Filter the records for lines holding the string "mistress".

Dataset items
((

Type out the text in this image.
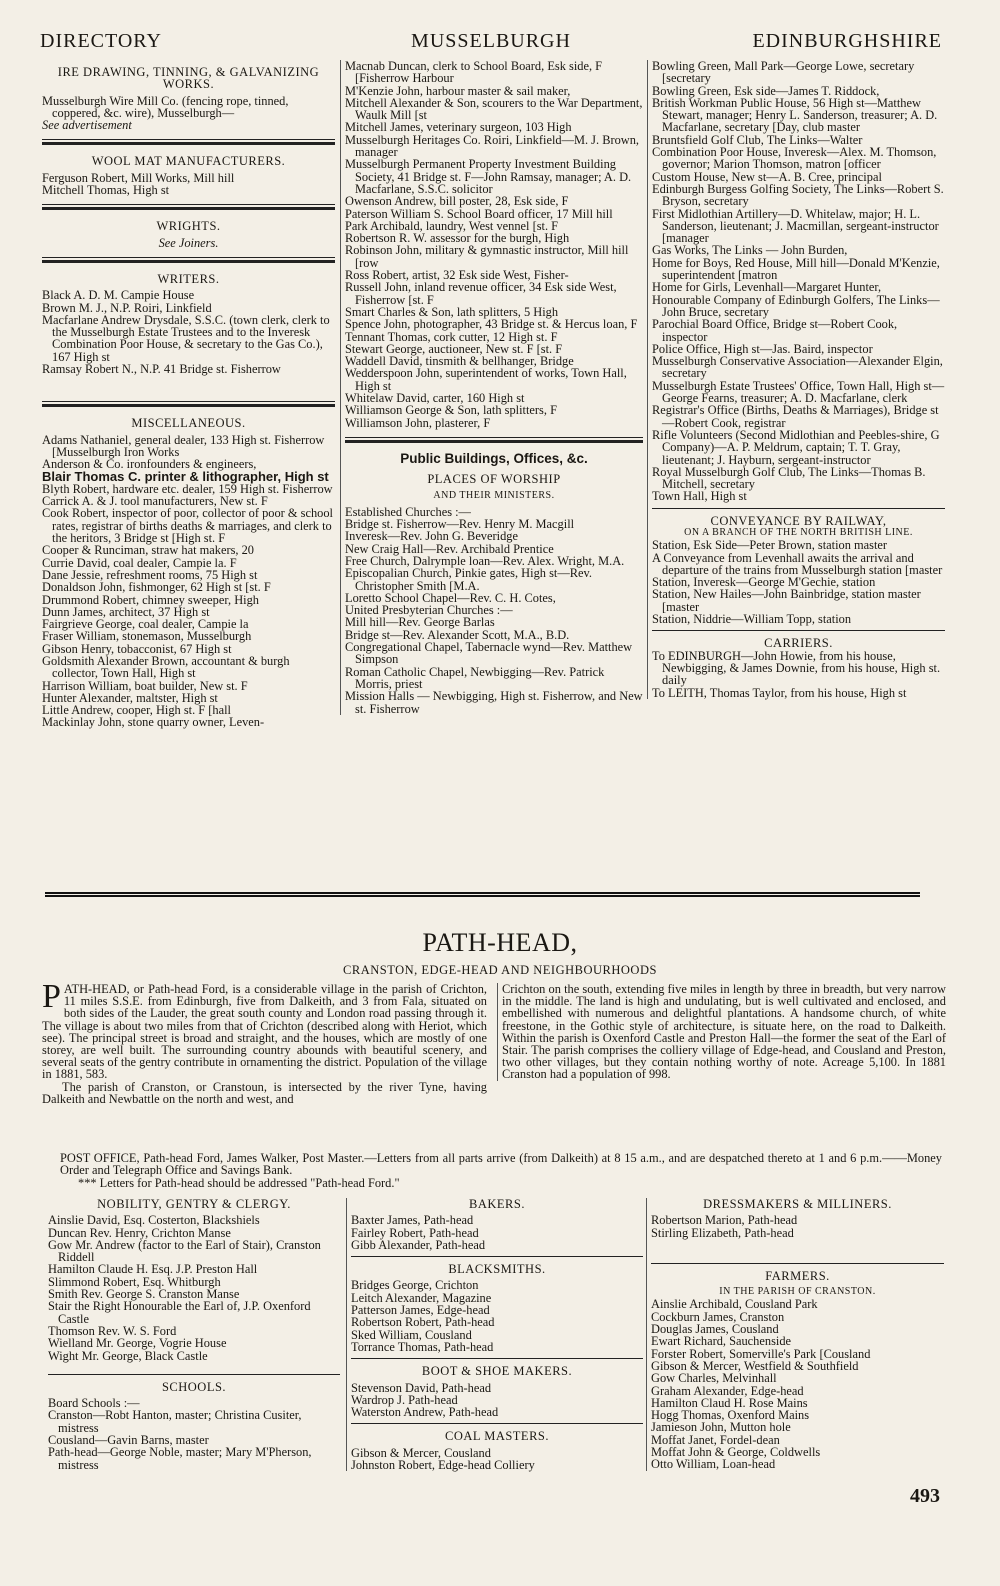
DIRECTORY	MUSSELBURGH	EDINBURGHSHIRE
IRE DRAWING, TINNING, & GALVANIZING WORKS.
Musselburgh Wire Mill Co. (fencing rope, tinned, coppered, &c. wire), Musselburgh—
See advertisement
WOOL MAT MANUFACTURERS.
Ferguson Robert, Mill Works, Mill hill
Mitchell Thomas, High st
WRIGHTS.
See Joiners.
WRITERS.
Black A. D. M. Campie House
Brown M. J., N.P. Roiri, Linkfield
Macfarlane Andrew Drysdale, S.S.C. (town clerk, clerk to the Musselburgh Estate Trustees and to the Inveresk Combination Poor House, & secretary to the Gas Co.), 167 High st
Ramsay Robert N., N.P. 41 Bridge st. Fisherrow
MISCELLANEOUS.
Adams Nathaniel, general dealer, 133 High st. Fisherrow [Musselburgh Iron Works
Anderson & Co. ironfounders & engineers,
Blair Thomas C. printer & lithographer, High st
Blyth Robert, hardware etc. dealer, 159 High st. Fisherrow
Carrick A. & J. tool manufacturers, New st. F
Cook Robert, inspector of poor, collector of poor & school rates, registrar of births deaths & marriages, and clerk to the heritors, 3 Bridge st [High st. F
Cooper & Runciman, straw hat makers, 20
Currie David, coal dealer, Campie la. F
Dane Jessie, refreshment rooms, 75 High st
Donaldson John, fishmonger, 62 High st [st. F
Drummond Robert, chimney sweeper, High
Dunn James, architect, 37 High st
Fairgrieve George, coal dealer, Campie la
Fraser William, stonemason, Musselburgh
Gibson Henry, tobacconist, 67 High st
Goldsmith Alexander Brown, accountant & burgh collector, Town Hall, High st
Harrison William, boat builder, New st. F
Hunter Alexander, maltster, High st
Little Andrew, cooper, High st. F [hall
Mackinlay John, stone quarry owner, Leven-
Macnab Duncan, clerk to School Board, Esk side, F [Fisherrow Harbour
M'Kenzie John, harbour master & sail maker,
Mitchell Alexander & Son, scourers to the War Department, Waulk Mill [st
Mitchell James, veterinary surgeon, 103 High
Musselburgh Heritages Co. Roiri, Linkfield—M. J. Brown, manager
Musselburgh Permanent Property Investment Building Society, 41 Bridge st. F—John Ramsay, manager; A. D. Macfarlane, S.S.C. solicitor
Owenson Andrew, bill poster, 28, Esk side, F
Paterson William S. School Board officer, 17 Mill hill
Park Archibald, laundry, West vennel [st. F
Robertson R. W. assessor for the burgh, High
Robinson John, military & gymnastic instructor, Mill hill [row
Ross Robert, artist, 32 Esk side West, Fisher-
Russell John, inland revenue officer, 34 Esk side West, Fisherrow [st. F
Smart Charles & Son, lath splitters, 5 High
Spence John, photographer, 43 Bridge st. & Hercus loan, F
Tennant Thomas, cork cutter, 12 High st. F
Stewart George, auctioneer, New st. F [st. F
Waddell David, tinsmith & bellhanger, Bridge
Wedderspoon John, superintendent of works, Town Hall, High st
Whitelaw David, carter, 160 High st
Williamson George & Son, lath splitters, F
Williamson John, plasterer, F
Public Buildings, Offices, &c.
PLACES OF WORSHIP
AND THEIR MINISTERS.
Established Churches :—
Bridge st. Fisherrow—Rev. Henry M. Macgill
Inveresk—Rev. John G. Beveridge
New Craig Hall—Rev. Archibald Prentice
Free Church, Dalrymple loan—Rev. Alex. Wright, M.A.
Episcopalian Church, Pinkie gates, High st—Rev. Christopher Smith [M.A.
Loretto School Chapel—Rev. C. H. Cotes,
United Presbyterian Churches :—
Mill hill—Rev. George Barlas
Bridge st—Rev. Alexander Scott, M.A., B.D.
Congregational Chapel, Tabernacle wynd—Rev. Matthew Simpson
Roman Catholic Chapel, Newbigging—Rev. Patrick Morris, priest
Mission Halls — Newbigging, High st. Fisherrow, and New st. Fisherrow
Bowling Green, Mall Park—George Lowe, secretary [secretary
Bowling Green, Esk side—James T. Riddock,
British Workman Public House, 56 High st—Matthew Stewart, manager; Henry L. Sanderson, treasurer; A. D. Macfarlane, secretary [Day, club master
Bruntsfield Golf Club, The Links—Walter
Combination Poor House, Inveresk—Alex. M. Thomson, governor; Marion Thomson, matron [officer
Custom House, New st—A. B. Cree, principal
Edinburgh Burgess Golfing Society, The Links—Robert S. Bryson, secretary
First Midlothian Artillery—D. Whitelaw, major; H. L. Sanderson, lieutenant; J. Macmillan, sergeant-instructor [manager
Gas Works, The Links — John Burden,
Home for Boys, Red House, Mill hill—Donald M'Kenzie, superintendent [matron
Home for Girls, Levenhall—Margaret Hunter,
Honourable Company of Edinburgh Golfers, The Links—John Bruce, secretary
Parochial Board Office, Bridge st—Robert Cook, inspector
Police Office, High st—Jas. Baird, inspector
Musselburgh Conservative Association—Alexander Elgin, secretary
Musselburgh Estate Trustees' Office, Town Hall, High st—George Fearns, treasurer; A. D. Macfarlane, clerk
Registrar's Office (Births, Deaths & Marriages), Bridge st—Robert Cook, registrar
Rifle Volunteers (Second Midlothian and Peebles-shire, G Company)—A. P. Meldrum, captain; T. T. Gray, lieutenant; J. Hayburn, sergeant-instructor
Royal Musselburgh Golf Club, The Links—Thomas B. Mitchell, secretary
Town Hall, High st
CONVEYANCE BY RAILWAY,
ON A BRANCH OF THE NORTH BRITISH LINE.
Station, Esk Side—Peter Brown, station master
A Conveyance from Levenhall awaits the arrival and departure of the trains from Musselburgh station [master
Station, Inveresk—George M'Gechie, station
Station, New Hailes—John Bainbridge, station master [master
Station, Niddrie—William Topp, station
CARRIERS.
To EDINBURGH—John Howie, from his house, Newbigging, & James Downie, from his house, High st. daily
To LEITH, Thomas Taylor, from his house, High st
PATH-HEAD,
CRANSTON, EDGE-HEAD AND NEIGHBOURHOODS
P ATH-HEAD, or Path-head Ford, is a considerable village in the parish of Crichton, 11 miles S.S.E. from Edinburgh, five from Dalkeith, and 3 from Fala, situated on both sides of the Lauder, the great south county and London road passing through it. The village is about two miles from that of Crichton (described along with Heriot, which see). The principal street is broad and straight, and the houses, which are mostly of one storey, are well built. The surrounding country abounds with beautiful scenery, and several seats of the gentry contribute in ornamenting the district. Population of the village in 1881, 583.
The parish of Cranston, or Cranstoun, is intersected by the river Tyne, having Dalkeith and Newbattle on the north and west, and
Crichton on the south, extending five miles in length by three in breadth, but very narrow in the middle. The land is high and undulating, but is well cultivated and enclosed, and embellished with numerous and delightful plantations. A handsome church, of white freestone, in the Gothic style of architecture, is situate here, on the road to Dalkeith. Within the parish is Oxenford Castle and Preston Hall—the former the seat of the Earl of Stair. The parish comprises the colliery village of Edge-head, and Cousland and Preston, two other villages, but they contain nothing worthy of note. Acreage 5,100. In 1881 Cranston had a population of 998.
POST OFFICE, Path-head Ford, James Walker, Post Master.—Letters from all parts arrive (from Dalkeith) at 8 15 a.m., and are despatched thereto at 1 and 6 p.m.——Money Order and Telegraph Office and Savings Bank.
*** Letters for Path-head should be addressed "Path-head Ford."
NOBILITY, GENTRY & CLERGY.
Ainslie David, Esq. Costerton, Blackshiels
Duncan Rev. Henry, Crichton Manse
Gow Mr. Andrew (factor to the Earl of Stair), Cranston Riddell
Hamilton Claude H. Esq. J.P. Preston Hall
Slimmond Robert, Esq. Whitburgh
Smith Rev. George S. Cranston Manse
Stair the Right Honourable the Earl of, J.P. Oxenford Castle
Thomson Rev. W. S. Ford
Wielland Mr. George, Vogrie House
Wight Mr. George, Black Castle
SCHOOLS.
Board Schools :—
Cranston—Robt Hanton, master; Christina Cusiter, mistress
Cousland—Gavin Barns, master
Path-head—George Noble, master; Mary M'Pherson, mistress
BAKERS.
Baxter James, Path-head
Fairley Robert, Path-head
Gibb Alexander, Path-head
BLACKSMITHS.
Bridges George, Crichton
Leitch Alexander, Magazine
Patterson James, Edge-head
Robertson Robert, Path-head
Sked William, Cousland
Torrance Thomas, Path-head
BOOT & SHOE MAKERS.
Stevenson David, Path-head
Wardrop J. Path-head
Waterston Andrew, Path-head
COAL MASTERS.
Gibson & Mercer, Cousland
Johnston Robert, Edge-head Colliery
DRESSMAKERS & MILLINERS.
Robertson Marion, Path-head
Stirling Elizabeth, Path-head
FARMERS.
IN THE PARISH OF CRANSTON.
Ainslie Archibald, Cousland Park
Cockburn James, Cranston
Douglas James, Cousland
Ewart Richard, Sauchenside
Forster Robert, Somerville's Park [Cousland
Gibson & Mercer, Westfield & Southfield
Gow Charles, Melvinhall
Graham Alexander, Edge-head
Hamilton Claud H. Rose Mains
Hogg Thomas, Oxenford Mains
Jamieson John, Mutton hole
Moffat Janet, Fordel-dean
Moffat John & George, Coldwells
Otto William, Loan-head
493
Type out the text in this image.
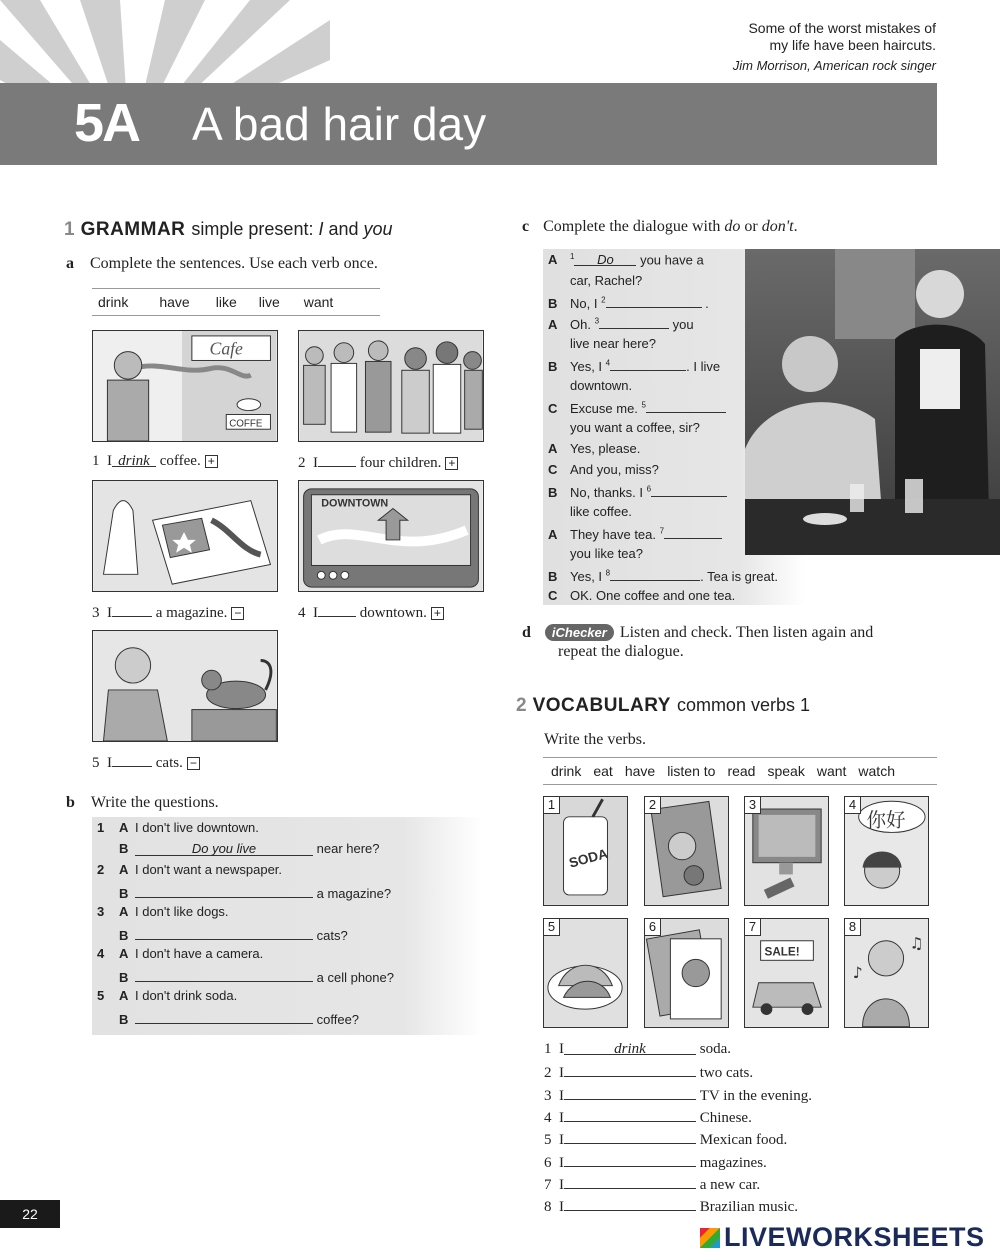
Some of the worst mistakes of
my life have been haircuts.
Jim Morrison, American rock singer
5A A bad hair day
1 GRAMMAR simple present: I and you
a Complete the sentences. Use each verb once.
drink have like live want
Cafe
COFFE
1 I drink coffee. +	2 I	four children. +
DOWNTOWN
3 I	a magazine. −	4 I	downtown. +
5 I	cats. −
b Write the questions.
1 A I don't live downtown.
B	Do you live	near here?
2 A I don't want a newspaper.
B	a magazine?
3 A I don't like dogs.
B	cats?
4 A I don't have a camera.
B	a cell phone?
5 A I don't drink soda.
B	coffee?
c Complete the dialogue with do or don't.
A $^1$ Do you have a
car, Rachel?
B No, I $^2$	.
A Oh. $^3$	you
live near here?
B Yes, I $^4$	. I live
downtown.
C Excuse me. $^5$
you want a coffee, sir?
A Yes, please.
C And you, miss?
B No, thanks. I $^6$
like coffee.
A They have tea. $^7$
you like tea?
B Yes, I $^8$	. Tea is great.
C OK. One coffee and one tea.
d iChecker Listen and check. Then listen again and
repeat the dialogue.
2 VOCABULARY common verbs 1
Write the verbs.
drink eat have listen to read speak want watch
SODA
1	2	3
你好
4
5	6
SALE!
7
♪
♫
8
1 I	drink	soda.
2 I	two cats.
3 I	TV in the evening.
4 I	Chinese.
5 I	Mexican food.
6 I	magazines.
7 I	a new car.
8 I	Brazilian music.
22
LIVEWORKSHEETS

))

> Answer
Cranston—Robt Hanton, master; Christina Cusiter, mistress
Path-head—George Noble, master; Mary M'Pherson, mistress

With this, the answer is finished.